_Layout annotation data_
%%
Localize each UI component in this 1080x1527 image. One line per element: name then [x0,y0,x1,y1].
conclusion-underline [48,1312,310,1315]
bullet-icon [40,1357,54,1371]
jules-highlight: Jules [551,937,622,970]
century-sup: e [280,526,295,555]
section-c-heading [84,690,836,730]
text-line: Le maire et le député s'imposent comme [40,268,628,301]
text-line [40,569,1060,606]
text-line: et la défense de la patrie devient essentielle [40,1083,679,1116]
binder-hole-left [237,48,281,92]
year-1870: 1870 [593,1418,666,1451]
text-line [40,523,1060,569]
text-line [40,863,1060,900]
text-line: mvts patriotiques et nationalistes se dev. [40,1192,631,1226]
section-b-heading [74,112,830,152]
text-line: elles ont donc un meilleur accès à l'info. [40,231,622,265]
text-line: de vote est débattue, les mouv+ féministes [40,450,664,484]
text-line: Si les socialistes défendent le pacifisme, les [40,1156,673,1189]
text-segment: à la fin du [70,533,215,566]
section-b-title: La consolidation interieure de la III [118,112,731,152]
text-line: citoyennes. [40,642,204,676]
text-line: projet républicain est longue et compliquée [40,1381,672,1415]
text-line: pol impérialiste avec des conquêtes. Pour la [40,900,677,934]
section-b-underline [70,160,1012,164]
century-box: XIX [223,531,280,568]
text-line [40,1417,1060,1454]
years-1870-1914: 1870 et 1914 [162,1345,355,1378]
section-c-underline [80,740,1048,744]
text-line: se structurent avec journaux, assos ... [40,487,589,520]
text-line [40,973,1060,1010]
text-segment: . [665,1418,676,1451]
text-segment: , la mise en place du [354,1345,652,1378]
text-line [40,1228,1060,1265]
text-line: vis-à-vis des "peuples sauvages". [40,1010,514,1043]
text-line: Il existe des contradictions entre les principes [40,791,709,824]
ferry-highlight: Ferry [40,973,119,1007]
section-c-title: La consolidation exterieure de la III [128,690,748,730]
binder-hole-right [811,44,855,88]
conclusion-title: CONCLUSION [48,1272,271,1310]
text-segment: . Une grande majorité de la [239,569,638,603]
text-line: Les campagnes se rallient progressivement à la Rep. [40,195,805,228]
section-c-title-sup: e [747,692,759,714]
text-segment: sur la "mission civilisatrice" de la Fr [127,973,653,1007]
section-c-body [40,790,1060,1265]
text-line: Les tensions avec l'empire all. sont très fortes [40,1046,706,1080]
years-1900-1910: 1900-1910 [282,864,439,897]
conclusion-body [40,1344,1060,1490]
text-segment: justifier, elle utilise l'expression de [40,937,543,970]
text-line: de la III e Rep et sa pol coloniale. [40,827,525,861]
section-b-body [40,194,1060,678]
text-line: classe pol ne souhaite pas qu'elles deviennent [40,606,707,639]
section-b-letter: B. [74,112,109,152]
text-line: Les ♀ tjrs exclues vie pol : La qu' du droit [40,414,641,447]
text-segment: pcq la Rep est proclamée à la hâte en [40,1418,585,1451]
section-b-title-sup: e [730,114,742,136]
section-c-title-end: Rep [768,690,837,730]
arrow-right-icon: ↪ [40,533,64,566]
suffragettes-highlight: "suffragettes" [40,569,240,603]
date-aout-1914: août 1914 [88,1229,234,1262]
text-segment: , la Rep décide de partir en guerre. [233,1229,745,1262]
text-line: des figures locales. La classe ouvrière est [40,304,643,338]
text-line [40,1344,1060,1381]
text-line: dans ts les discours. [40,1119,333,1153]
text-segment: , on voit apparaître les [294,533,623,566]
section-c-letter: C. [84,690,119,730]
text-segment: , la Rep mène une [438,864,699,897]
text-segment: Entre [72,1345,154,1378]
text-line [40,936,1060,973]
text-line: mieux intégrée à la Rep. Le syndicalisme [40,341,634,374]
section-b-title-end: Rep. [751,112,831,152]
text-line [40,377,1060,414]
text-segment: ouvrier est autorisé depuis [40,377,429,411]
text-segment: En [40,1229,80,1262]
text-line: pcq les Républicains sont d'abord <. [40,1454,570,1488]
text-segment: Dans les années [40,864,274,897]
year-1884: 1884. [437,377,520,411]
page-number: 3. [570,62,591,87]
%%
_Set exercise_
Pick out each line in the records containing the string "heading".

_Full answer_
section-c-heading [84,690,836,730]
section-b-heading [74,112,830,152]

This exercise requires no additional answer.